-- What is being asked --
Repeat word for word the lines of the entries below, from the line containing "unit-text-line: weighted and" through the line containing "unit-text-line: Division of", including both of those lines.

-- Dataset records --
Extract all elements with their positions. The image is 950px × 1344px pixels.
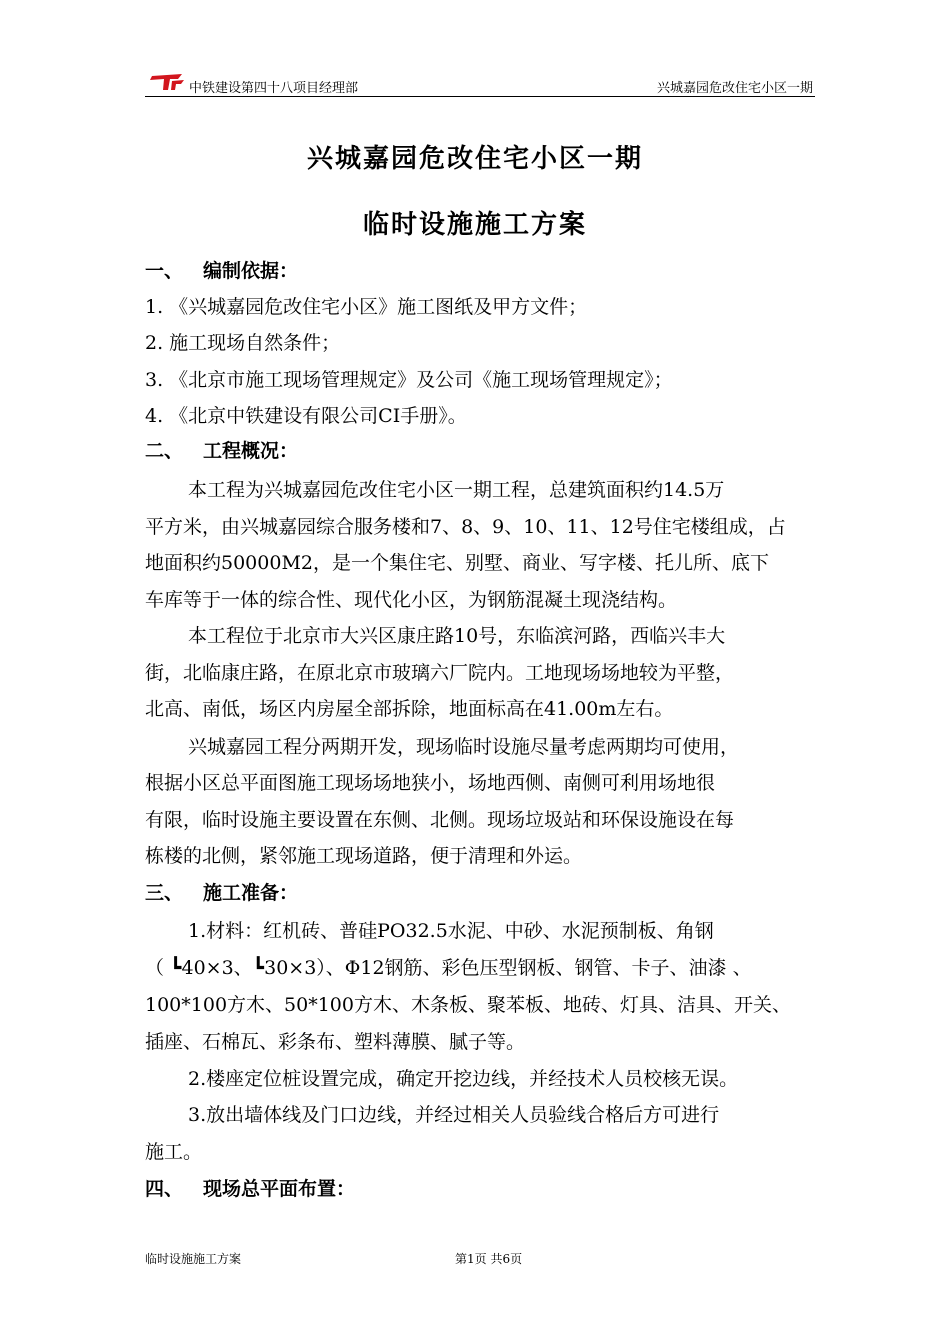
paragraph-line: 车库等于一体的综合性、现代化小区，为钢筋混凝土现浇结构。 xyxy=(145,589,678,611)
list-item: 3. 《北京市施工现场管理规定》及公司《施工现场管理规定》； xyxy=(145,369,673,391)
section-heading-overview: 二、 工程概况： xyxy=(145,440,299,462)
header-project: 兴城嘉园危改住宅小区一期 xyxy=(656,81,813,96)
section-heading-layout: 四、 现场总平面布置： xyxy=(145,1178,356,1200)
page-header xyxy=(145,70,815,97)
paragraph-line: 施工。 xyxy=(145,1141,203,1163)
list-item: 4. 《北京中铁建设有限公司CI手册》。 xyxy=(145,405,467,427)
paragraph-line: 地面积约50000M2，是一个集住宅、别墅、商业、写字楼、托儿所、底下 xyxy=(145,552,769,574)
paragraph-line: 1.材料：红机砖、普硅PO32.5水泥、中砂、水泥预制板、角钢 xyxy=(188,920,714,942)
paragraph-line: 插座、石棉瓦、彩条布、塑料薄膜、腻子等。 xyxy=(145,1031,526,1053)
section-heading-preparation: 三、 施工准备： xyxy=(145,882,299,904)
list-item: 2. 施工现场自然条件； xyxy=(145,332,341,354)
paragraph-line: 本工程位于北京市大兴区康庄路10号，东临滨河路，西临兴丰大 xyxy=(188,625,726,647)
paragraph-line: 兴城嘉园工程分两期开发，现场临时设施尽量考虑两期均可使用， xyxy=(188,736,740,758)
paragraph-line: 3.放出墙体线及门口边线，并经过相关人员验线合格后方可进行 xyxy=(188,1104,720,1126)
company-logo-icon xyxy=(148,72,188,92)
document-title: 兴城嘉园危改住宅小区一期 xyxy=(306,144,643,174)
paragraph-line: 根据小区总平面图施工现场场地狭小，场地西侧、南侧可利用场地很 xyxy=(145,772,716,794)
paragraph-line: 2.楼座定位桩设置完成，确定开挖边线，并经技术人员校核无误。 xyxy=(188,1068,739,1090)
list-item: 1. 《兴城嘉园危改住宅小区》施工图纸及甲方文件； xyxy=(145,296,588,318)
section-heading-basis: 一、 编制依据： xyxy=(145,260,299,282)
footer-doc-name: 临时设施施工方案 xyxy=(145,1252,242,1266)
paragraph-line: 有限，临时设施主要设置在东侧、北侧。现场垃圾站和环保设施设在每 xyxy=(145,809,735,831)
paragraph-line: 栋楼的北侧，紧邻施工现场道路，便于清理和外运。 xyxy=(145,845,583,867)
header-company: 中铁建设第四十八项目经理部 xyxy=(189,81,359,96)
paragraph-line: 北高、南低，场区内房屋全部拆除，地面标高在41.00m左右。 xyxy=(145,698,674,720)
paragraph-line: 平方米，由兴城嘉园综合服务楼和7、8、9、10、11、12号住宅楼组成，占 xyxy=(145,516,786,538)
paragraph-line: 本工程为兴城嘉园危改住宅小区一期工程，总建筑面积约14.5万 xyxy=(188,479,725,501)
page-number: 第1页 共6页 xyxy=(455,1252,523,1266)
paragraph-line: （ ┗40×3、┗30×3）、Φ12钢筋、彩色压型钢板、钢管、卡子、油漆 、 xyxy=(145,957,752,979)
document-subtitle: 临时设施施工方案 xyxy=(362,210,587,240)
paragraph-line: 100*100方木、50*100方木、木条板、聚苯板、地砖、灯具、洁具、开关、 xyxy=(145,994,791,1016)
paragraph-line: 街，北临康庄路，在原北京市玻璃六厂院内。工地现场场地较为平整， xyxy=(145,662,735,684)
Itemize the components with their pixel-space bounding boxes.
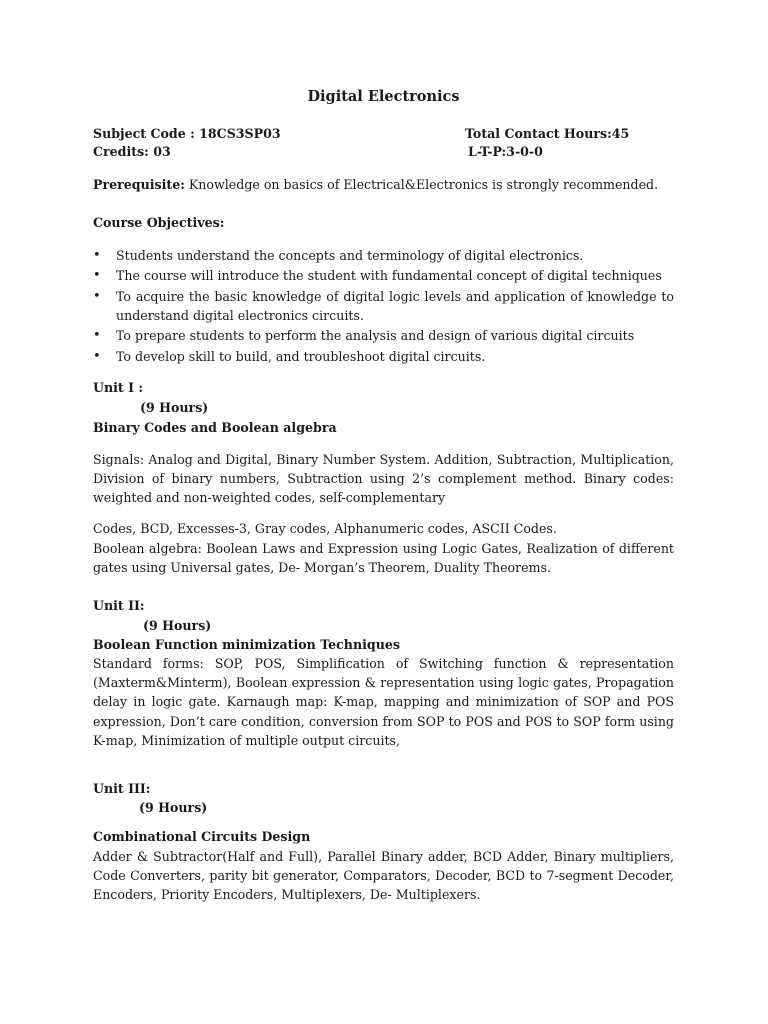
unit-text-line: weighted and non-weighted codes, self-complementary bbox=[93, 490, 446, 505]
unit-text-line: expression, Don’t care condition, conversion from SOP to POS and POS to SOP form using bbox=[93, 714, 674, 729]
total-contact-hours: Total Contact Hours:45 bbox=[465, 126, 630, 141]
bullet-icon: • bbox=[93, 248, 101, 263]
unit-title: Binary Codes and Boolean algebra bbox=[93, 420, 337, 435]
unit-text-line: Encoders, Priority Encoders, Multiplexers, De- Multiplexers. bbox=[93, 887, 481, 902]
prerequisite-label: Prerequisite: bbox=[93, 177, 185, 192]
unit-text-line: Division of binary numbers, Subtraction using 2’s complement method. Binary codes: bbox=[93, 471, 674, 486]
subject-code: Subject Code : 18CS3SP03 bbox=[93, 126, 281, 141]
unit-text-line: K-map, Minimization of multiple output circuits, bbox=[93, 733, 400, 748]
unit-text-line: Codes, BCD, Excesses-3, Gray codes, Alphanumeric codes, ASCII Codes. bbox=[93, 521, 557, 536]
prerequisite bbox=[93, 175, 658, 194]
unit-text-line: (Maxterm&Minterm), Boolean expression & representation using logic gates, Propagation bbox=[93, 675, 674, 690]
unit-hours: (9 Hours) bbox=[143, 618, 212, 633]
bullet-icon: • bbox=[93, 349, 101, 364]
objective-item: Students understand the concepts and terminology of digital electronics. bbox=[116, 248, 584, 263]
unit-text-line: Standard forms: SOP, POS, Simplification of Switching function & representation bbox=[93, 656, 674, 671]
unit-text-line: Adder & Subtractor(Half and Full), Parallel Binary adder, BCD Adder, Binary multipliers, bbox=[93, 849, 674, 864]
objectives-heading: Course Objectives: bbox=[93, 215, 225, 230]
unit-label: Unit II: bbox=[93, 598, 145, 613]
unit-label: Unit I : bbox=[93, 380, 144, 395]
objective-item: To prepare students to perform the analysis and design of various digital circuits bbox=[116, 328, 635, 343]
unit-text-line: Code Converters, parity bit generator, Comparators, Decoder, BCD to 7-segment Decoder, bbox=[93, 868, 674, 883]
unit-label: Unit III: bbox=[93, 781, 151, 796]
objective-item-continued: understand digital electronics circuits. bbox=[116, 308, 364, 323]
objective-item: The course will introduce the student with fundamental concept of digital techniques bbox=[116, 268, 662, 283]
unit-text-line: Signals: Analog and Digital, Binary Number System. Addition, Subtraction, Multiplication, bbox=[93, 452, 674, 467]
bullet-icon: • bbox=[93, 268, 101, 283]
objective-item: To develop skill to build, and troubleshoot digital circuits. bbox=[116, 349, 486, 364]
credits: Credits: 03 bbox=[93, 144, 171, 159]
prerequisite-text: Knowledge on basics of Electrical&Electronics is strongly recommended. bbox=[188, 177, 659, 192]
unit-hours: (9 Hours) bbox=[139, 800, 208, 815]
objective-item: To acquire the basic knowledge of digital logic levels and application of knowledge to bbox=[116, 289, 674, 304]
unit-text-line: Boolean algebra: Boolean Laws and Expression using Logic Gates, Realization of different bbox=[93, 541, 674, 556]
unit-hours: (9 Hours) bbox=[140, 400, 209, 415]
bullet-icon: • bbox=[93, 328, 101, 343]
unit-text-line: gates using Universal gates, De- Morgan’s Theorem, Duality Theorems. bbox=[93, 560, 552, 575]
document-title: Digital Electronics bbox=[307, 88, 460, 105]
unit-title: Combinational Circuits Design bbox=[93, 829, 311, 844]
ltp: L-T-P:3-0-0 bbox=[468, 144, 543, 159]
unit-text-line: delay in logic gate. Karnaugh map: K-map, mapping and minimization of SOP and POS bbox=[93, 694, 674, 709]
bullet-icon: • bbox=[93, 289, 101, 304]
unit-title: Boolean Function minimization Techniques bbox=[93, 637, 400, 652]
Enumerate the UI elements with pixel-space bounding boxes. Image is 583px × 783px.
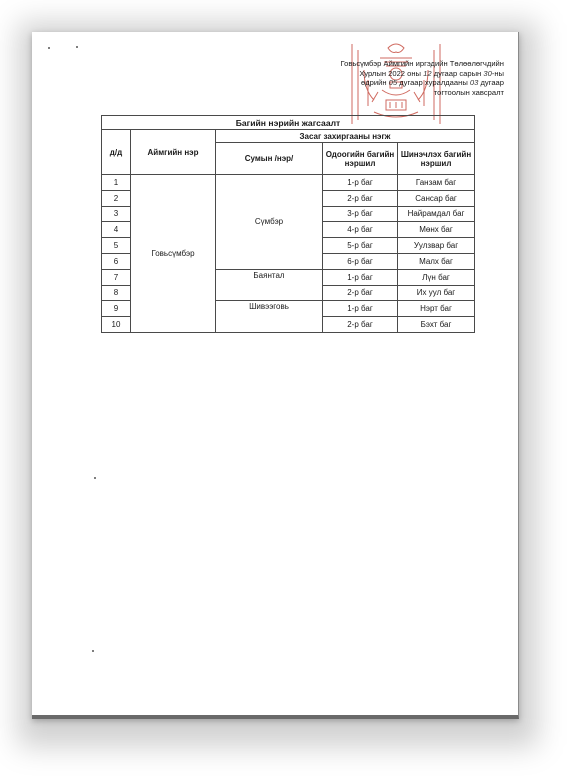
column-header-sum: Сумын /нэр/ (216, 143, 323, 175)
handwritten-session-number: 05 (388, 78, 398, 88)
annex-note-text: дугаар хуралдааны (399, 78, 468, 88)
current-bag-name-cell: 4-р баг (323, 222, 398, 238)
row-number-cell: 7 (102, 269, 131, 285)
annex-note-text: дугаар (480, 78, 504, 88)
row-number-cell: 3 (102, 206, 131, 222)
new-bag-name-cell: Ганзам баг (398, 175, 475, 191)
document-page (32, 32, 519, 719)
row-number-cell: 10 (102, 317, 131, 333)
column-group-header-admin-unit: Засаг захиргааны нэгж (216, 130, 475, 143)
annex-note-text: дугаар сарын (433, 68, 482, 78)
current-bag-name-cell: 1-р баг (323, 269, 398, 285)
column-header-aimag: Аймгийн нэр (131, 130, 216, 175)
sum-name-cell: Сүмбэр (216, 175, 323, 270)
annex-reference-note (264, 59, 504, 97)
sum-name-cell: Шивээговь (216, 301, 323, 333)
new-bag-name-cell: Их уул баг (398, 285, 475, 301)
table-title-row (102, 116, 475, 130)
row-number-cell: 9 (102, 301, 131, 317)
row-number-cell: 5 (102, 238, 131, 254)
row-number-cell: 1 (102, 175, 131, 191)
handwritten-resolution-number: 03 (469, 78, 479, 88)
new-bag-name-cell: Лүн баг (398, 269, 475, 285)
scan-speck (76, 46, 78, 48)
annex-note-text: Хурлын 2022 оны (359, 68, 422, 78)
scan-speck (94, 477, 96, 479)
current-bag-name-cell: 2-р баг (323, 285, 398, 301)
handwritten-month: 12 (423, 68, 432, 78)
current-bag-name-cell: 2-р баг (323, 190, 398, 206)
new-bag-name-cell: Мөнх баг (398, 222, 475, 238)
annex-note-text: -ны (491, 68, 504, 78)
new-bag-name-cell: Найрамдал баг (398, 206, 475, 222)
new-bag-name-cell: Сансар баг (398, 190, 475, 206)
table-row (102, 175, 475, 191)
aimag-name-cell: Говьсүмбэр (131, 175, 216, 333)
current-bag-name-cell: 1-р баг (323, 175, 398, 191)
table-title: Багийн нэрийн жагсаалт (102, 116, 475, 130)
new-bag-name-cell: Бэхт баг (398, 317, 475, 333)
bag-names-table (101, 115, 475, 333)
annex-note-line-4: тогтоолын хавсралт (433, 87, 504, 97)
new-bag-name-cell: Нэрт баг (398, 301, 475, 317)
annex-note-text: өдрийн (360, 78, 387, 88)
new-bag-name-cell: Малх баг (398, 253, 475, 269)
current-bag-name-cell: 2-р баг (323, 317, 398, 333)
scan-speck (92, 650, 94, 652)
current-bag-name-cell: 5-р баг (323, 238, 398, 254)
current-bag-name-cell: 3-р баг (323, 206, 398, 222)
column-header-current-name: Одоогийн багийн нэршил (323, 143, 398, 175)
row-number-cell: 8 (102, 285, 131, 301)
table-body (102, 175, 475, 333)
sum-name-cell: Баянтал (216, 269, 323, 301)
current-bag-name-cell: 6-р баг (323, 253, 398, 269)
row-number-cell: 4 (102, 222, 131, 238)
annex-note-line-2 (264, 69, 504, 79)
column-header-number: д/д (102, 130, 131, 175)
current-bag-name-cell: 1-р баг (323, 301, 398, 317)
row-number-cell: 2 (102, 190, 131, 206)
new-bag-name-cell: Уулзвар баг (398, 238, 475, 254)
annex-note-line-1: Говьсүмбэр Аймгийн иргэдийн Төлөөлөгчдийн (340, 59, 504, 68)
column-header-new-name: Шинэчлэх багийн нэршил (398, 143, 475, 175)
row-number-cell: 6 (102, 253, 131, 269)
scan-speck (48, 47, 50, 49)
handwritten-day: 30 (483, 68, 492, 78)
table-group-header-row (102, 130, 475, 143)
annex-note-line-3 (264, 78, 504, 88)
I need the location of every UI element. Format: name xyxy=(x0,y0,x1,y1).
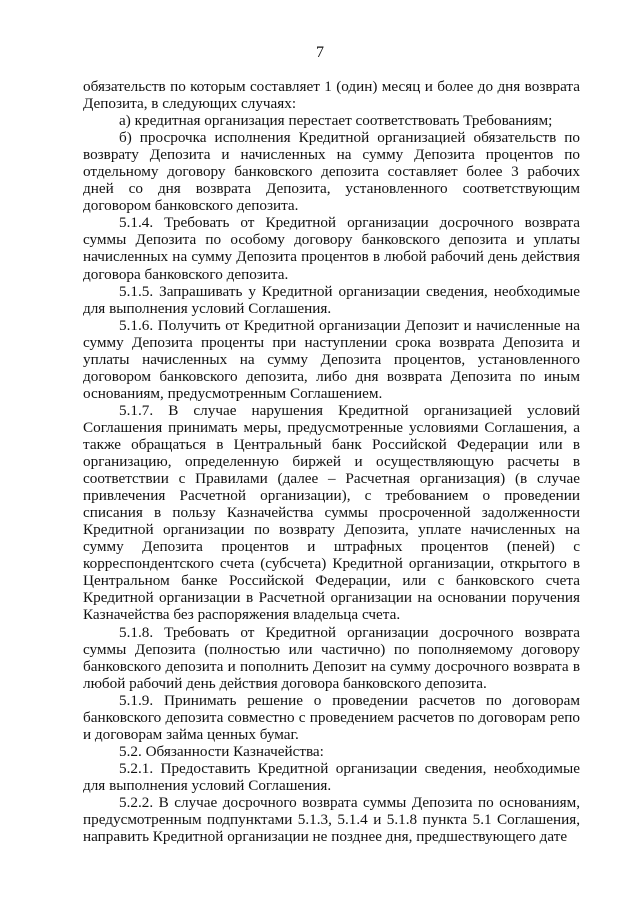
paragraph-5-1-7: 5.1.7. В случае нарушения Кредитной организацией условий Соглашения принимать меры, предусмотренные условиями Соглашения, а также обращаться в Центральный банк Российской Федерации или в организацию, определенную биржей и осуществляющую расчеты в соответствии с Правилами (далее – Расчетная организация) (в случае привлечения Расчетной организации), с требованием о проведении списания в пользу Казначейства суммы просроченной задолженности Кредитной организации по возврату Депозита, уплате начисленных на сумму Депозита процентов и штрафных процентов (пеней) с корреспондентского счета (субсчета) Кредитной организации, открытого в Центральном банке Российской Федерации, или с банковского счета Кредитной организации в Расчетной организации на основании поручения Казначейства без распоряжения владельца счета. xyxy=(83,401,580,624)
paragraph-continuation: обязательств по которым составляет 1 (один) месяц и более до дня возврата Депозита, в следующих случаях: xyxy=(83,78,580,113)
paragraph-5-2-1: 5.2.1. Предоставить Кредитной организации сведения, необходимые для выполнения условий Соглашения. xyxy=(83,759,580,794)
paragraph-item-b: б) просрочка исполнения Кредитной организацией обязательств по возврату Депозита и начисленных на сумму Депозита процентов по отдельному договору банковского депозита составляет более 3 рабочих дней со дня возврата Депозита, установленного соответствующим договором банковского депозита. xyxy=(83,129,580,215)
paragraph-5-2: 5.2. Обязанности Казначейства: xyxy=(119,742,324,760)
paragraph-5-1-8: 5.1.8. Требовать от Кредитной организации досрочного возврата суммы Депозита (полностью или частично) по пополняемому договору банковского депозита и пополнить Депозит на сумму досрочного возврата в любой рабочий день действия договора банковского депозита. xyxy=(83,623,580,692)
document-body xyxy=(83,78,580,845)
paragraph-5-2-2: 5.2.2. В случае досрочного возврата суммы Депозита по основаниям, предусмотренным подпунктами 5.1.3, 5.1.4 и 5.1.8 пункта 5.1 Соглашения, направить Кредитной организации не позднее дня, предшествующего дате xyxy=(83,793,580,846)
page-number: 7 xyxy=(316,44,324,61)
paragraph-5-1-9: 5.1.9. Принимать решение о проведении расчетов по договорам банковского депозита совместно с проведением расчетов по договорам репо и договорам займа ценных бумаг. xyxy=(83,691,580,743)
paragraph-5-1-4: 5.1.4. Требовать от Кредитной организации досрочного возврата суммы Депозита по особому договору банковского депозита и уплаты начисленных на сумму Депозита процентов в любой рабочий день действия договора банковского депозита. xyxy=(83,214,580,283)
paragraph-item-a: а) кредитная организация перестает соответствовать Требованиям; xyxy=(119,112,553,130)
paragraph-5-1-6: 5.1.6. Получить от Кредитной организации Депозит и начисленные на сумму Депозита проценты при наступлении срока возврата Депозита и уплаты начисленных на сумму Депозита процентов, установленного договором банковского депозита, либо дня возврата Депозита по иным основаниям, предусмотренным Соглашением. xyxy=(83,316,580,402)
paragraph-5-1-5: 5.1.5. Запрашивать у Кредитной организации сведения, необходимые для выполнения условий Соглашения. xyxy=(83,282,580,317)
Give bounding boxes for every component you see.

-- Response --
unit-text-line: weighted and non-weighted codes, self-complementary bbox=[93, 490, 446, 505]
unit-text-line: expression, Don’t care condition, conversion from SOP to POS and POS to SOP form using bbox=[93, 714, 674, 729]
total-contact-hours: Total Contact Hours:45 bbox=[465, 126, 630, 141]
bullet-icon: • bbox=[93, 248, 101, 263]
unit-title: Binary Codes and Boolean algebra bbox=[93, 420, 337, 435]
unit-text-line: Encoders, Priority Encoders, Multiplexers, De- Multiplexers. bbox=[93, 887, 481, 902]
prerequisite-label: Prerequisite: bbox=[93, 177, 185, 192]
unit-text-line: Division of binary numbers, Subtraction using 2’s complement method. Binary codes: bbox=[93, 471, 674, 486]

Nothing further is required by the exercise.